--- BEGIN ---

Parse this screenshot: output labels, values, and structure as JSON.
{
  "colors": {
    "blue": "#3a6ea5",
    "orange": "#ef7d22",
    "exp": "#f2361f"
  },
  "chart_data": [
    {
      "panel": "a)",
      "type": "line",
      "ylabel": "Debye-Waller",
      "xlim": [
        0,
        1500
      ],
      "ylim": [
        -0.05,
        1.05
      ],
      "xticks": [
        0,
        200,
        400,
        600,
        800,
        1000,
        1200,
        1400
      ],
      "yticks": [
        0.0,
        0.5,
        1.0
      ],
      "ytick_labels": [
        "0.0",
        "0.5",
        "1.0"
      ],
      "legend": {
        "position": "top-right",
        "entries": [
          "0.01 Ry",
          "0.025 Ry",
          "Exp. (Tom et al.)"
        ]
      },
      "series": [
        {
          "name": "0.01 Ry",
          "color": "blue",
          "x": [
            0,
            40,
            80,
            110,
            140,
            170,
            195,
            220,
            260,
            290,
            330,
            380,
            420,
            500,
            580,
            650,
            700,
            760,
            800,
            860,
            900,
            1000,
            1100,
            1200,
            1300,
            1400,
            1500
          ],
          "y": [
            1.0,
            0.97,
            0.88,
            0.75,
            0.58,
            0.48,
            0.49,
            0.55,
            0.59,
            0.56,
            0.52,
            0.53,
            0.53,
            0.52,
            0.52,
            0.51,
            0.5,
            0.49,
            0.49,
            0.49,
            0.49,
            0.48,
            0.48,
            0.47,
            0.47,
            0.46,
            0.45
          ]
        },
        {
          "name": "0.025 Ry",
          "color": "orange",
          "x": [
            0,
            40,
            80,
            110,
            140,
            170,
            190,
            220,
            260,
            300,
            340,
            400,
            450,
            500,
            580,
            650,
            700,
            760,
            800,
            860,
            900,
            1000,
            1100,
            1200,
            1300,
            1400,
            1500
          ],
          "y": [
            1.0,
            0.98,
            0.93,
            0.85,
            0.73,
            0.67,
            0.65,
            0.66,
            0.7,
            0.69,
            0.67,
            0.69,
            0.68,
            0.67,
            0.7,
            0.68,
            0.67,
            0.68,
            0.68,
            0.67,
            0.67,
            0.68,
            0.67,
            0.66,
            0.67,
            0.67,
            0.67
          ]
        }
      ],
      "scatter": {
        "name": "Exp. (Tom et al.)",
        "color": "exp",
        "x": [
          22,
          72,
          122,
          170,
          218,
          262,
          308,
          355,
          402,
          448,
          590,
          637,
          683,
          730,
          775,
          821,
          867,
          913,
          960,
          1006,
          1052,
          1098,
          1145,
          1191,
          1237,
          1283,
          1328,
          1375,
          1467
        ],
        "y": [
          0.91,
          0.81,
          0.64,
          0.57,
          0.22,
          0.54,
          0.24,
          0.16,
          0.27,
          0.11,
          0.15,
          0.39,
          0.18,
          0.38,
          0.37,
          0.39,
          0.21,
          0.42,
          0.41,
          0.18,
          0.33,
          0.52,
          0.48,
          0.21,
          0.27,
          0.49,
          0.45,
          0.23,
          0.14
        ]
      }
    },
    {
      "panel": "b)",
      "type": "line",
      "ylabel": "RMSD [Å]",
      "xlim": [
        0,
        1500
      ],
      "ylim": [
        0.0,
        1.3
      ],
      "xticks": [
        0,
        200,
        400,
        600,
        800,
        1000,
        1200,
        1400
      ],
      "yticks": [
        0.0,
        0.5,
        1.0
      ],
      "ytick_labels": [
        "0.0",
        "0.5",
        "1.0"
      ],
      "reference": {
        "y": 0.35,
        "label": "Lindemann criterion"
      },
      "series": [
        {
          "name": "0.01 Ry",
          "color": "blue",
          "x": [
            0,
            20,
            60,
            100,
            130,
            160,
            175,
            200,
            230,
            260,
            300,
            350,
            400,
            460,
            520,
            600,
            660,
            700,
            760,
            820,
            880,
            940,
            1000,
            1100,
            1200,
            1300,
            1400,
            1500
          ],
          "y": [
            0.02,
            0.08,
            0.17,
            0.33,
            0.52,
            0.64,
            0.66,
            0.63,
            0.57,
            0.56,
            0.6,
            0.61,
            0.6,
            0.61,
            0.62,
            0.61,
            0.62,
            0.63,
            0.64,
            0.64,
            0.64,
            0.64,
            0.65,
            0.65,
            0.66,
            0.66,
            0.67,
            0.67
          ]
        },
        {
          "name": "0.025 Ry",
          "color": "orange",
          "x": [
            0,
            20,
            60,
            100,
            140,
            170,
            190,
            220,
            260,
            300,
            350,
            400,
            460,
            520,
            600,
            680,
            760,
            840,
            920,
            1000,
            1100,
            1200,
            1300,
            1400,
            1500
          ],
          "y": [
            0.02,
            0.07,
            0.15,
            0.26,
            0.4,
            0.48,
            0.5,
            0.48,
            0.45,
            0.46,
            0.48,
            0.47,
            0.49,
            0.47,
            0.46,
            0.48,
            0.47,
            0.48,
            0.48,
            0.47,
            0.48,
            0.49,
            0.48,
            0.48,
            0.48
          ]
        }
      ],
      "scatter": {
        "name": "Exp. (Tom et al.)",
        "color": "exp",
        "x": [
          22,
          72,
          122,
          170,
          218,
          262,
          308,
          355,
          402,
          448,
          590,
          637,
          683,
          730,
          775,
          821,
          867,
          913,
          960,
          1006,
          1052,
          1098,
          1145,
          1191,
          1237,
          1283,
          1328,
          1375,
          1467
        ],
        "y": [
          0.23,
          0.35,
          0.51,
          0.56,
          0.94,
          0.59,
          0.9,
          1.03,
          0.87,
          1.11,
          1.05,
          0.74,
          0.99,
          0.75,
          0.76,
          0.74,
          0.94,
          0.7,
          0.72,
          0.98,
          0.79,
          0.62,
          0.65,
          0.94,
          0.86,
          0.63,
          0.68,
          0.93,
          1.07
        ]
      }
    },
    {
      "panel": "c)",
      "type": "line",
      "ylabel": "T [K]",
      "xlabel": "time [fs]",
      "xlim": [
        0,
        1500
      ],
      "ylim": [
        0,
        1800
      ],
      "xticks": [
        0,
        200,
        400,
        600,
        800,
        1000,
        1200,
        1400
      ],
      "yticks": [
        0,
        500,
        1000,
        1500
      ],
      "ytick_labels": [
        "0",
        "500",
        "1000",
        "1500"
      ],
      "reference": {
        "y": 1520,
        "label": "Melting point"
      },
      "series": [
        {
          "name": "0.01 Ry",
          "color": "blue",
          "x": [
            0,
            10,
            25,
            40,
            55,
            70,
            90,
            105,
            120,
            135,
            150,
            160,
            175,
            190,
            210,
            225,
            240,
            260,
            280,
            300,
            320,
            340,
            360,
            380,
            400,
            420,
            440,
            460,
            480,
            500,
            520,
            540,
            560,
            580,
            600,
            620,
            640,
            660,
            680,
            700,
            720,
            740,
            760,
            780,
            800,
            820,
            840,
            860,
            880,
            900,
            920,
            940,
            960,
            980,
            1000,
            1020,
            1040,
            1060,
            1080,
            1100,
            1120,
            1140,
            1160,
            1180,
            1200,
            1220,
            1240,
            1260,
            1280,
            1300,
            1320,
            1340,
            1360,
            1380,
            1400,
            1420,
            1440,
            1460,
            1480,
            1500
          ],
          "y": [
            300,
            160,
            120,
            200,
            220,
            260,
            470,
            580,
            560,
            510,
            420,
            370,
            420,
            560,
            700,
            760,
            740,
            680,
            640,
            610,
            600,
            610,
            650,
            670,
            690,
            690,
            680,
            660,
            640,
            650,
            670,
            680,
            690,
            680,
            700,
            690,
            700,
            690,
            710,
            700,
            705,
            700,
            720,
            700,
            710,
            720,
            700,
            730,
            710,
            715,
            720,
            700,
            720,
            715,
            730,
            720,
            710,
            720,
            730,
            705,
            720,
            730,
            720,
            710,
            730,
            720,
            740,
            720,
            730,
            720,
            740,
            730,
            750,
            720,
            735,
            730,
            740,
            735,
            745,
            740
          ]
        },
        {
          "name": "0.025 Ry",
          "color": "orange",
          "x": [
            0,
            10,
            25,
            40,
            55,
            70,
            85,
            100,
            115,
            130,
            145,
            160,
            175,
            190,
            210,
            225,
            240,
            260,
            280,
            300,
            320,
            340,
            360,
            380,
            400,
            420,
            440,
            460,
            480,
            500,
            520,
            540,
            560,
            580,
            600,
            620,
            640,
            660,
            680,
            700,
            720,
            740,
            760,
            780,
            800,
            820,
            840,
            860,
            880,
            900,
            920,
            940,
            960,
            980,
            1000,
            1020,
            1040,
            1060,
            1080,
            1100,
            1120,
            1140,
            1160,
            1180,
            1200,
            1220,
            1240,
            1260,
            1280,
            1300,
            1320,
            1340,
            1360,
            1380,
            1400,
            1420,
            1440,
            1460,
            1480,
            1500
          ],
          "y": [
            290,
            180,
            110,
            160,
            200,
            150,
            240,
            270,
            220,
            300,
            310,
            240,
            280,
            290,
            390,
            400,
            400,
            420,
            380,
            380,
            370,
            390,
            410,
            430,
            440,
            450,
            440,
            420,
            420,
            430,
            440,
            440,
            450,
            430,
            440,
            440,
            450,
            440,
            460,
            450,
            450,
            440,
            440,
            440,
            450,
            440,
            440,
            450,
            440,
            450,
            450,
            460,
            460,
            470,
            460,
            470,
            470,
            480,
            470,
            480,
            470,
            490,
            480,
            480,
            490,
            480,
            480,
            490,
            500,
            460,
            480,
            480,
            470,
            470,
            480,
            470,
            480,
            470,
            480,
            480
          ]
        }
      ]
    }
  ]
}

--- END ---

_WHAT THE TASK ASKS_:
Of the lines above, how many contain the word "ylabel"? Provide the number and nothing else.

_ANSWER TO THIS PROBLEM_:
3